[GOALS]
**A.** List each change to the investment program that the fund supplement says has been approved.
**B.** Extend the fund supplement past its final sentence, continuing the description of how the Prospectus will be revised.

[EXTRACTED TEXT]

This supplement provides updated information beyond that contained in the currently effective Statutory Prospectus (the “Prospectus”) for the MSCI EAFE Equal Weight Fund (the “Fund”), as supplemented from time to time.

IMPORTANT NOTICE REGARDING CHANGE IN INVESTMENT POLICY

The following changes have been approved to the investment program of the Fund:

 

   

changes to the Fund’s name;

 

   

changes to the Fund’s investment objective;

 

   

changes to the Fund’s principal investment strategies, including the removal of the non-fundamental 80% policy to, under normal circumstances, invest at least 80% of its assets (net assets, plus the amount of any borrowing for investment purposes) in equity securities included in the MSCI EAFE Equal Weighted Index;

 

   

a change to the Fund’s Expense Limitation Agreement;

 

   

a replacement of the Fund’s portfolio manager(s) with a new portfolio management team;

 

   

a change to the Fund’s primary index; and

 

   

the removal of the non-fundamental operating policies, with the exception of the non-fundamental operating policy relating to liquidity.

These changes to the Fund will become effective on August 15, 2013. As a result, effective August 15, 2013, the Prospectus will be revised substantially as follows:

The name of the MSCI EAFE Equal Weight Fund will be changed to the World Equity Income Fund.

The section titled “Investment Objective” beginning on page 1 of the Prospectus will be replaced to read as follows:

The World Equity Income Fund (the “Fund”) seeks to provide total return, comprised of capital appreciation and income.

Footnote number one on page 1 of the Prospectus will be replaced to read as follows:

 

1 

The Investment Manager has contractually agreed through February 1, 2015 to waive fees and/or reimburse expenses to the extent necessary to limit the ordinary operating expenses (including distribution (12b-1) fees, but exclusive of brokerage costs, dividends on securities sold short, acquired fund fees and expenses, interest, taxes, litigation, indemnification, and extraordinary expenses) (“Operating Expenses”) of the Fund to the annual percentage of average daily net assets for each class of shares as follows: Class A – 1.46%, Class B – 2.21% and Class C – 2.21%. The Fund may have “Total annual fund operating expenses after fee waiver” greater than the expense cap as a result of any acquired fund fees and expenses or other expenses that are excluded from the calculation. The Investment Manager is entitled to reimbursement by the Fund of fees waived during any of the previous 36 months beginning on the date of the expense limitation agreement. The agreement will expire when it reaches its termination or when the investment adviser ceases to serve as such (subject to recoupment rights).

[DATASET CONTENT]
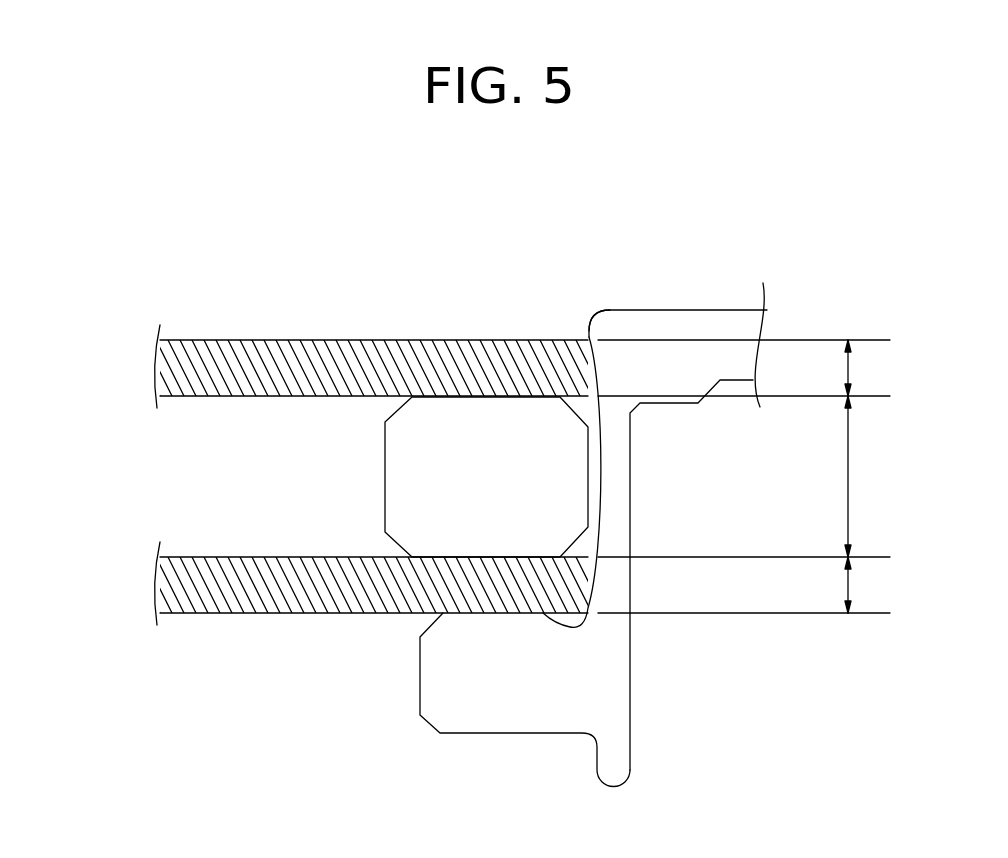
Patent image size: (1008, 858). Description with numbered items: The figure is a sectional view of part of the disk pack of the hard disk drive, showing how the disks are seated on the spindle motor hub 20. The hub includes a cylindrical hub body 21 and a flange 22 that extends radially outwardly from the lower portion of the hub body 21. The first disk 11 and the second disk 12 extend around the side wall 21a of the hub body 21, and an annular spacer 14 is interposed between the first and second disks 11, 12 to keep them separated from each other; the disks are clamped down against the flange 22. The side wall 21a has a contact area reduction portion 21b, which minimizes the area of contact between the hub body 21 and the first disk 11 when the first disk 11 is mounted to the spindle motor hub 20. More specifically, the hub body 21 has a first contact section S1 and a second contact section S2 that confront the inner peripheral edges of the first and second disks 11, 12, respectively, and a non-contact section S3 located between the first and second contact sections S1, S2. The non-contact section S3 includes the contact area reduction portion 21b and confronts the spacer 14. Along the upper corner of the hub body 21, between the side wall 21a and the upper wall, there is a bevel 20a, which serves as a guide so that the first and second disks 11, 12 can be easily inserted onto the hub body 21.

The first disk 11 is at (193, 585).
The second disk 12 is at (193, 367).
The spacer 14 is at (393, 473).
The spindle motor hub 20 is at (655, 494).
The bevel 20a is at (596, 323).
The hub body 21 is at (735, 330).
The side wall 21a is at (618, 482).
The contact area reduction portion 21b is at (600, 480).
The flange 22 is at (487, 693).
The first contact section S1 is at (866, 585).
The second contact section S2 is at (866, 368).
The non-contact section S3 is at (866, 476).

[THE RESULTS]
**A.**
- Changes to the Fund's name
- Changes to the Fund's investment objective
- Changes to the Fund's principal investment strategies, including the removal of the non-fundamental 80% policy to invest at least 80% of its assets in equity securities included in the MSCI EAFE Equal Weighted Index
- A change to the Fund's Expense Limitation Agreement
- A replacement of the Fund's portfolio manager(s) with a new portfolio management team
- A change to the Fund's primary index
- The removal of the non-fundamental operating policies, except the one relating to liquidity

**B.**
The section titled “Principal Investment Strategies” beginning on page 2 of the Prospectus will be replaced to read as follows in order to reflect the changes to the Fund’s principal investment strategies, including the change to the Fund’s non-fundamental 80% policy:

PRINCIPAL INVESTMENT STRATEGIES

Under normal circumstances, the Fund will invest at least 80% of its assets (net assets, plus the amount of any borrowing for investment purposes) in equity securities. Generally, the Fund intends to invest in higher dividend-yielding equity securities. The Fund is not limited in the percentage of assets it may invest in securities listed, traded or dealt in any one country, region or geographic area and it will invest in a number of countries throughout the world, including emerging markets.

While the Fund tends to focus its investments in equity securities of large- and mid-capitalization companies, it can also invest in equity securities of companies that represent a broad range of market capitalizations and will not be constrained by capitalization limits. At times, the Fund may thus invest a significant portion of its assets in small- and mid-capitalization companies. The equity securities in which the Fund may invest include, but are not limited to, common stock, preferred stock, American Depositary Receipts (ADRs), Global Depositary Receipts (GDRs), American Depositary Shares (ADS), convertible securities and warrants and rights. The Fund invests in securities denominated in a wide variety of currencies.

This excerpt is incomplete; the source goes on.